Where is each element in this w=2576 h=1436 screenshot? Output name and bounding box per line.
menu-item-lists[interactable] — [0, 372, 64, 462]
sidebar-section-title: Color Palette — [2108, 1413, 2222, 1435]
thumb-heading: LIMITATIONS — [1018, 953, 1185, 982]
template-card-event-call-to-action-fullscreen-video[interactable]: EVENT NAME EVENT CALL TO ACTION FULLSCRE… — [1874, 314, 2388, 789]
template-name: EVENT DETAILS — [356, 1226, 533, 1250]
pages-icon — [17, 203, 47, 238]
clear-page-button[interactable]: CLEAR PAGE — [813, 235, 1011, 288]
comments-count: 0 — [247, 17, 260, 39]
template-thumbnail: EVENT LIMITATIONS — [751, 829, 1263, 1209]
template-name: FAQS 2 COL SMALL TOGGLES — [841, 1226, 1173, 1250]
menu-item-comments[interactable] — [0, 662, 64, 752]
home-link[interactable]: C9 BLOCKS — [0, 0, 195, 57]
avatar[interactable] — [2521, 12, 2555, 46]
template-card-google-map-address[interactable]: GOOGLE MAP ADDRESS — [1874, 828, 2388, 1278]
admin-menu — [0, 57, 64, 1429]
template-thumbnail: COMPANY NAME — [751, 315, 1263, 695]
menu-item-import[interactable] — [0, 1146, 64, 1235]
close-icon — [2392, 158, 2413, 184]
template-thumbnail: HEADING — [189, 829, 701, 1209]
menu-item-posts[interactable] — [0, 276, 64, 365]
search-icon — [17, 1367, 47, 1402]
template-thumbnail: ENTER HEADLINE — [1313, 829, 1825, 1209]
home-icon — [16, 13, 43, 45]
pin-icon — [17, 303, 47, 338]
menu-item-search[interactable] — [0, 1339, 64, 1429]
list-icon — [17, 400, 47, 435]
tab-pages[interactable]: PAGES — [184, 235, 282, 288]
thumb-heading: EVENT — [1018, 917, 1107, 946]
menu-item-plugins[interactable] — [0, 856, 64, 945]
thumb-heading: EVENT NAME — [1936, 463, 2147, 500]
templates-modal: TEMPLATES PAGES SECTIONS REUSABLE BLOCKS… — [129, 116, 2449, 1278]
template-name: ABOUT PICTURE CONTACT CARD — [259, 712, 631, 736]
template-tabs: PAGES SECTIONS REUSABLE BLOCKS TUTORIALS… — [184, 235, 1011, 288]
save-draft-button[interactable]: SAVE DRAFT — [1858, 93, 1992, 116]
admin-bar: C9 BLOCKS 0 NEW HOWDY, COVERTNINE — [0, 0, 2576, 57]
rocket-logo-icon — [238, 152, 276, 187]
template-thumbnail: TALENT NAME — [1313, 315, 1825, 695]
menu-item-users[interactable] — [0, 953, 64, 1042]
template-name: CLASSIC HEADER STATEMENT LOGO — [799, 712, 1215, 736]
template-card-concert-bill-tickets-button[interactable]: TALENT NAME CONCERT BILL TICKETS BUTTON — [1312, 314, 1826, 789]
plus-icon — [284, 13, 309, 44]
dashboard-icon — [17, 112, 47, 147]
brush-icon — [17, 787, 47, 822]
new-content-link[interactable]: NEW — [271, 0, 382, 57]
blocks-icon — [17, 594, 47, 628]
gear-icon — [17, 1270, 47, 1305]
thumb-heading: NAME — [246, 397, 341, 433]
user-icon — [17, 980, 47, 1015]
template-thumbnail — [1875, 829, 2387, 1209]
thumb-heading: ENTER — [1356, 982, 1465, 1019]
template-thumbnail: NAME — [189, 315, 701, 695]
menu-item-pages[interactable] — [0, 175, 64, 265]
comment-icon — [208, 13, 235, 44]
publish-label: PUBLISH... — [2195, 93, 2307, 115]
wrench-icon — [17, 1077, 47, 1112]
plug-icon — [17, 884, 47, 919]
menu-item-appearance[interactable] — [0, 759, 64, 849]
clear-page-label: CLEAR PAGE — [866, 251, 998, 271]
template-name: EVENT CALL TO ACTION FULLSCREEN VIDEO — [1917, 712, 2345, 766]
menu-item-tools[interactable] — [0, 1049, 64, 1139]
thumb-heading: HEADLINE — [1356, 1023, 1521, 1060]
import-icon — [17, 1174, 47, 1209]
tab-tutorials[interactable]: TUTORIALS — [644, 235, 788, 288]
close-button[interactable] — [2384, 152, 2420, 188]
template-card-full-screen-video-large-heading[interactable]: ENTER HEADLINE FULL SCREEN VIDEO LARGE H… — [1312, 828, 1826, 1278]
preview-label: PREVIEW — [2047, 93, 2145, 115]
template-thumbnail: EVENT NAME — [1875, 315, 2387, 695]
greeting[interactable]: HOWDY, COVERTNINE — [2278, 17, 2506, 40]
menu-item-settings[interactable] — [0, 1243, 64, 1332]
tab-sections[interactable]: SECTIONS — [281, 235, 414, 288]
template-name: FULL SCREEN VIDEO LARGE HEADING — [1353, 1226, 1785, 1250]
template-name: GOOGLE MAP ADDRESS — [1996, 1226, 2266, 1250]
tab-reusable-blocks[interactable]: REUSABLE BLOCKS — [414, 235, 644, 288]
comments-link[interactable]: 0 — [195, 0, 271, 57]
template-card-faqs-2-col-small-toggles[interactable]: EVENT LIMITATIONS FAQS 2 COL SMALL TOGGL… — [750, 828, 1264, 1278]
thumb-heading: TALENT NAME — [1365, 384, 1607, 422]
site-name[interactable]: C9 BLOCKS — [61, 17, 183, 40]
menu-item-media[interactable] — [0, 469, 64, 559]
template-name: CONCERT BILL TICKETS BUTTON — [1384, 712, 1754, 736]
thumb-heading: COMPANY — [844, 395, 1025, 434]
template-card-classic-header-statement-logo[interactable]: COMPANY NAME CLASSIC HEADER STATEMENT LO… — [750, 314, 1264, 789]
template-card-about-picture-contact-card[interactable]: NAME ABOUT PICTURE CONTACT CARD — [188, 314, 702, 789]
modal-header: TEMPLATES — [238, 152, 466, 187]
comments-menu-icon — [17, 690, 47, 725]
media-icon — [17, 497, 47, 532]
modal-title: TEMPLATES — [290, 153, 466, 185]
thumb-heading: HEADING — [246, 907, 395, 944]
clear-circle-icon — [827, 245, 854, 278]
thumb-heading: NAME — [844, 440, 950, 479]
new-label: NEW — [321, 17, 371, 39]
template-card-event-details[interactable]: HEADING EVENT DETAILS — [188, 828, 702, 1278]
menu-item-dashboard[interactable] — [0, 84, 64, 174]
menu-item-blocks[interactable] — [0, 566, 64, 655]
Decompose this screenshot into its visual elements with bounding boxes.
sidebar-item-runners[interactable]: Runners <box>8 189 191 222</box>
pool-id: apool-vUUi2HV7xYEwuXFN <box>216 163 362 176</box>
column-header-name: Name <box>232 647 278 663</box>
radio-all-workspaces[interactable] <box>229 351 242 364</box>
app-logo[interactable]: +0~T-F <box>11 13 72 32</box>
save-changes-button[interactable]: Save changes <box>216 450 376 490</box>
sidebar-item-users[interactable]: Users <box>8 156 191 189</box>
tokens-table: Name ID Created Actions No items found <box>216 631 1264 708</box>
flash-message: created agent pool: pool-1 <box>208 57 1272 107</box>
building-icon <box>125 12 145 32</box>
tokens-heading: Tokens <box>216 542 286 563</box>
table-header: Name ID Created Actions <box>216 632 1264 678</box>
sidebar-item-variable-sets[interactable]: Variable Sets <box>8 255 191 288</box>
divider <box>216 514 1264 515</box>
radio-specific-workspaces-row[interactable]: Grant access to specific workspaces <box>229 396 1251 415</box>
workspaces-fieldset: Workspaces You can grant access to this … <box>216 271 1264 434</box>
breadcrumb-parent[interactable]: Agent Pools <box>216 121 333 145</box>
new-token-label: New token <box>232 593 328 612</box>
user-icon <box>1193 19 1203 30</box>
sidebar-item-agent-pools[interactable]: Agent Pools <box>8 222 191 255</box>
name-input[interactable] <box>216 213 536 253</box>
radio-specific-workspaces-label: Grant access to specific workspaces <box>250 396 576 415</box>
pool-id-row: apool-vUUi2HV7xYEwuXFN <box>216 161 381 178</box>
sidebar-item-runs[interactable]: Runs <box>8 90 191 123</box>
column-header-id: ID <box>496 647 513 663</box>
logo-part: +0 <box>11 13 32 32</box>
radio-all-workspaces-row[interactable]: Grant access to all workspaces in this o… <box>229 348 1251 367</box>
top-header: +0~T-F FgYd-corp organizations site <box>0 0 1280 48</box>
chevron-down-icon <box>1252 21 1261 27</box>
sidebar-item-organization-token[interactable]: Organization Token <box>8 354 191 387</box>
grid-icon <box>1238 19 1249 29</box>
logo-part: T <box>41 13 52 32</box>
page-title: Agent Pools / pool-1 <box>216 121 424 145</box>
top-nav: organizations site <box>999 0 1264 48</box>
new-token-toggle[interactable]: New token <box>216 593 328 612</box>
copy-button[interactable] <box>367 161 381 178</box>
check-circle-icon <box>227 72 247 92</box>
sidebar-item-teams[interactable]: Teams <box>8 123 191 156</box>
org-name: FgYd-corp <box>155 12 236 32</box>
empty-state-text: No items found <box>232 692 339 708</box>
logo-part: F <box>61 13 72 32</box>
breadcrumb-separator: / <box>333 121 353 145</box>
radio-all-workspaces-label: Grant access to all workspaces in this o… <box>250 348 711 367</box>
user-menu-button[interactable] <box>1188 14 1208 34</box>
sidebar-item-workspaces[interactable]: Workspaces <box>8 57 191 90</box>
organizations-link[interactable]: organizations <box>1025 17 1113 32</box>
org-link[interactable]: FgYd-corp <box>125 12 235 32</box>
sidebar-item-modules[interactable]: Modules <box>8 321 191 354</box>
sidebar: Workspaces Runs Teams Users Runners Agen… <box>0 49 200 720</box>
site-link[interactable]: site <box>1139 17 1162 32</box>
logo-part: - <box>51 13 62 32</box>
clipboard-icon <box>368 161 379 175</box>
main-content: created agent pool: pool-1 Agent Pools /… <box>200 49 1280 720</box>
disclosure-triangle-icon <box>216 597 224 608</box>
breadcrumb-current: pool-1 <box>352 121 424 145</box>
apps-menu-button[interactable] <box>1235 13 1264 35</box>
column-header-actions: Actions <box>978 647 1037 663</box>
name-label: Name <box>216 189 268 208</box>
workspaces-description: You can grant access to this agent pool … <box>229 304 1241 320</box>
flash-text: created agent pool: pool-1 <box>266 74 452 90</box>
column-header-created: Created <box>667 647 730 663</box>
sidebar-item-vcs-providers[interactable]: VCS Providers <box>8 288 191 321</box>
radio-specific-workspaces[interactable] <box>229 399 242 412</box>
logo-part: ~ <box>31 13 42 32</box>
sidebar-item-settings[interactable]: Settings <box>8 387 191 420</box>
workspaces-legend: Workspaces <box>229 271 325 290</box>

Exercise: Copy the data word for word, from its first line through the line that contains "home-link[interactable]: C9 BLOCKS", including both of those lines.

Response to the exercise:
Where is each element in this w=2576 h=1436 screenshot? Output name and bounding box per line.
menu-item-lists[interactable] — [0, 372, 64, 462]
sidebar-section-title: Color Palette — [2108, 1413, 2222, 1435]
thumb-heading: LIMITATIONS — [1018, 953, 1185, 982]
template-card-event-call-to-action-fullscreen-video[interactable]: EVENT NAME EVENT CALL TO ACTION FULLSCRE… — [1874, 314, 2388, 789]
template-name: EVENT DETAILS — [356, 1226, 533, 1250]
pages-icon — [17, 203, 47, 238]
clear-page-button[interactable]: CLEAR PAGE — [813, 235, 1011, 288]
comments-count: 0 — [247, 17, 260, 39]
template-thumbnail: EVENT LIMITATIONS — [751, 829, 1263, 1209]
template-name: FAQS 2 COL SMALL TOGGLES — [841, 1226, 1173, 1250]
menu-item-comments[interactable] — [0, 662, 64, 752]
home-link[interactable]: C9 BLOCKS — [0, 0, 195, 57]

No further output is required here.